--- Start ---

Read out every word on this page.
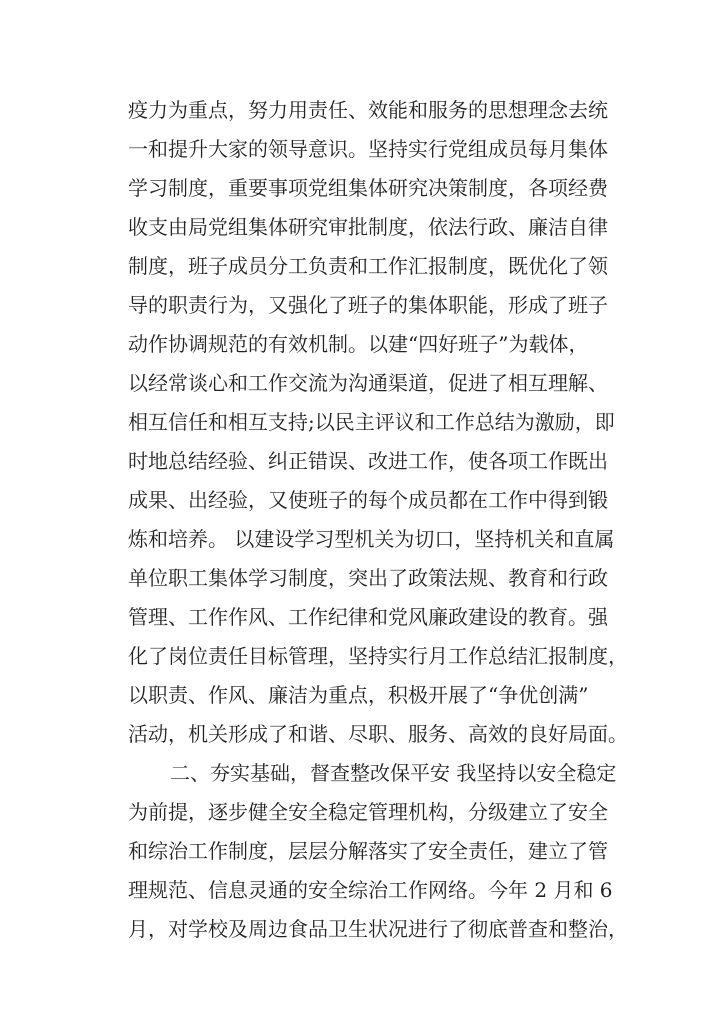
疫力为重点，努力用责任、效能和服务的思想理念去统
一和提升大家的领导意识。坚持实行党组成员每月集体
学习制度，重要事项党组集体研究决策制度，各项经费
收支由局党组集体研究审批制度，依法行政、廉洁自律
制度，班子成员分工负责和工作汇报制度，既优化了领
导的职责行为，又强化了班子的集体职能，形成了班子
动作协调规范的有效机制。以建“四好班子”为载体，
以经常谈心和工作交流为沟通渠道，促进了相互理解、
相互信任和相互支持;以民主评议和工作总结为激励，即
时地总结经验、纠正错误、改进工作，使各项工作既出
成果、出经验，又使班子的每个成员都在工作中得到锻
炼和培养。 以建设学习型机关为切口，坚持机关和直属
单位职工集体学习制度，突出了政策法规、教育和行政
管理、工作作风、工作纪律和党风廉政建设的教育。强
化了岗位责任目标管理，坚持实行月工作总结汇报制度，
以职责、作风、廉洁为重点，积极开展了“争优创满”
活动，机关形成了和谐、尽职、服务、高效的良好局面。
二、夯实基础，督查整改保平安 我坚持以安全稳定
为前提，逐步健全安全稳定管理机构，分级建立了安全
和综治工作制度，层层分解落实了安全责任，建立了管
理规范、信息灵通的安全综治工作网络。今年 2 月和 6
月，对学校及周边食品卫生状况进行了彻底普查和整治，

--- End ---

Task prompt: Quote all the lines above exactly as given. Do not include the pictures.

Answer for the task:
Read out every word on this page.
疫力为重点，努力用责任、效能和服务的思想理念去统
一和提升大家的领导意识。坚持实行党组成员每月集体
学习制度，重要事项党组集体研究决策制度，各项经费
收支由局党组集体研究审批制度，依法行政、廉洁自律
制度，班子成员分工负责和工作汇报制度，既优化了领
导的职责行为，又强化了班子的集体职能，形成了班子
动作协调规范的有效机制。以建“四好班子”为载体，
以经常谈心和工作交流为沟通渠道，促进了相互理解、
相互信任和相互支持;以民主评议和工作总结为激励，即
时地总结经验、纠正错误、改进工作，使各项工作既出
成果、出经验，又使班子的每个成员都在工作中得到锻
炼和培养。 以建设学习型机关为切口，坚持机关和直属
单位职工集体学习制度，突出了政策法规、教育和行政
管理、工作作风、工作纪律和党风廉政建设的教育。强
化了岗位责任目标管理，坚持实行月工作总结汇报制度，
以职责、作风、廉洁为重点，积极开展了“争优创满”
活动，机关形成了和谐、尽职、服务、高效的良好局面。
二、夯实基础，督查整改保平安 我坚持以安全稳定
为前提，逐步健全安全稳定管理机构，分级建立了安全
和综治工作制度，层层分解落实了安全责任，建立了管
理规范、信息灵通的安全综治工作网络。今年 2 月和 6
月，对学校及周边食品卫生状况进行了彻底普查和整治，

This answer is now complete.